Exercise goal:
Output the data word for word, dropping every image.

Supplied entries:
***

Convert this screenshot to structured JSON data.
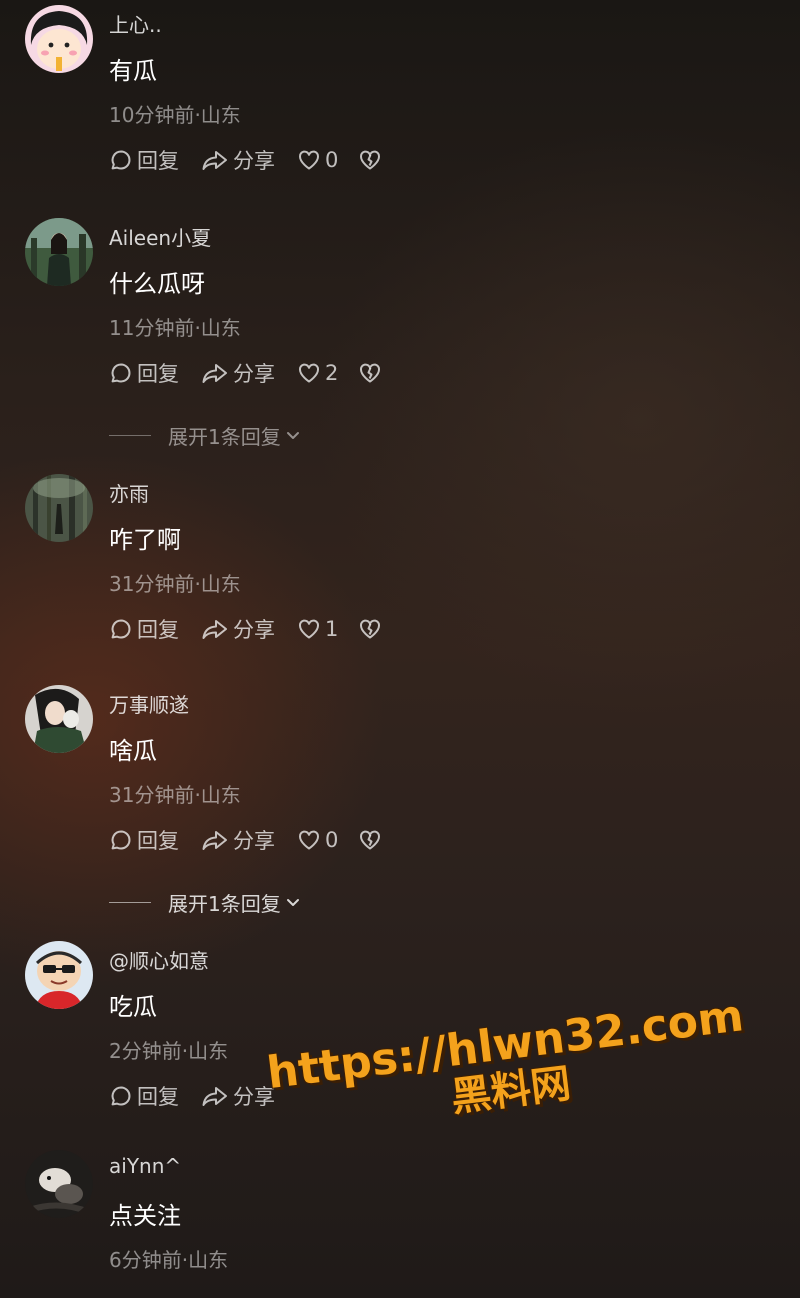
{
  "colors": {
    "watermark": "#f4a21c",
    "text_primary": "#ffffff",
    "text_secondary": "rgba(255,255,255,0.5)"
  },
  "actions": {
    "reply_label": "回复",
    "share_label": "分享",
    "reply_icon": "comment-bubble-icon",
    "share_icon": "share-arrow-icon",
    "like_icon": "heart-icon",
    "dislike_icon": "broken-heart-icon"
  },
  "comments": [
    {
      "username": "上心..",
      "content": "有瓜",
      "meta": "10分钟前·山东",
      "likes": "0"
    },
    {
      "username": "Aileen小夏",
      "content": "什么瓜呀",
      "meta": "11分钟前·山东",
      "likes": "2",
      "expand": "展开1条回复"
    },
    {
      "username": "亦雨",
      "content": "咋了啊",
      "meta": "31分钟前·山东",
      "likes": "1"
    },
    {
      "username": "万事顺遂",
      "content": "啥瓜",
      "meta": "31分钟前·山东",
      "likes": "0",
      "expand": "展开1条回复"
    },
    {
      "username": "@顺心如意",
      "content": "吃瓜",
      "meta": "2分钟前·山东"
    },
    {
      "username": "aiYnn^",
      "content": "点关注",
      "meta": "6分钟前·山东"
    }
  ],
  "watermark": {
    "url": "https://hlwn32.com",
    "name": "黑料网"
  }
}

***

Reply to the exercise:
Convert this screenshot to structured JSON data.
{
  "colors": {
    "watermark": "#f4a21c",
    "text_primary": "#ffffff",
    "text_secondary": "rgba(255,255,255,0.5)"
  },
  "actions": {
    "reply_label": "回复",
    "share_label": "分享",
    "reply_icon": "comment-bubble-icon",
    "share_icon": "share-arrow-icon",
    "like_icon": "heart-icon",
    "dislike_icon": "broken-heart-icon"
  },
  "comments": [
    {
      "username": "上心..",
      "content": "有瓜",
      "meta": "10分钟前·山东",
      "likes": "0"
    },
    {
      "username": "Aileen小夏",
      "content": "什么瓜呀",
      "meta": "11分钟前·山东",
      "likes": "2",
      "expand": "展开1条回复"
    },
    {
      "username": "亦雨",
      "content": "咋了啊",
      "meta": "31分钟前·山东",
      "likes": "1"
    },
    {
      "username": "万事顺遂",
      "content": "啥瓜",
      "meta": "31分钟前·山东",
      "likes": "0",
      "expand": "展开1条回复"
    },
    {
      "username": "@顺心如意",
      "content": "吃瓜",
      "meta": "2分钟前·山东"
    },
    {
      "username": "aiYnn^",
      "content": "点关注",
      "meta": "6分钟前·山东"
    }
  ],
  "watermark": {
    "url": "https://hlwn32.com",
    "name": "黑料网"
  }
}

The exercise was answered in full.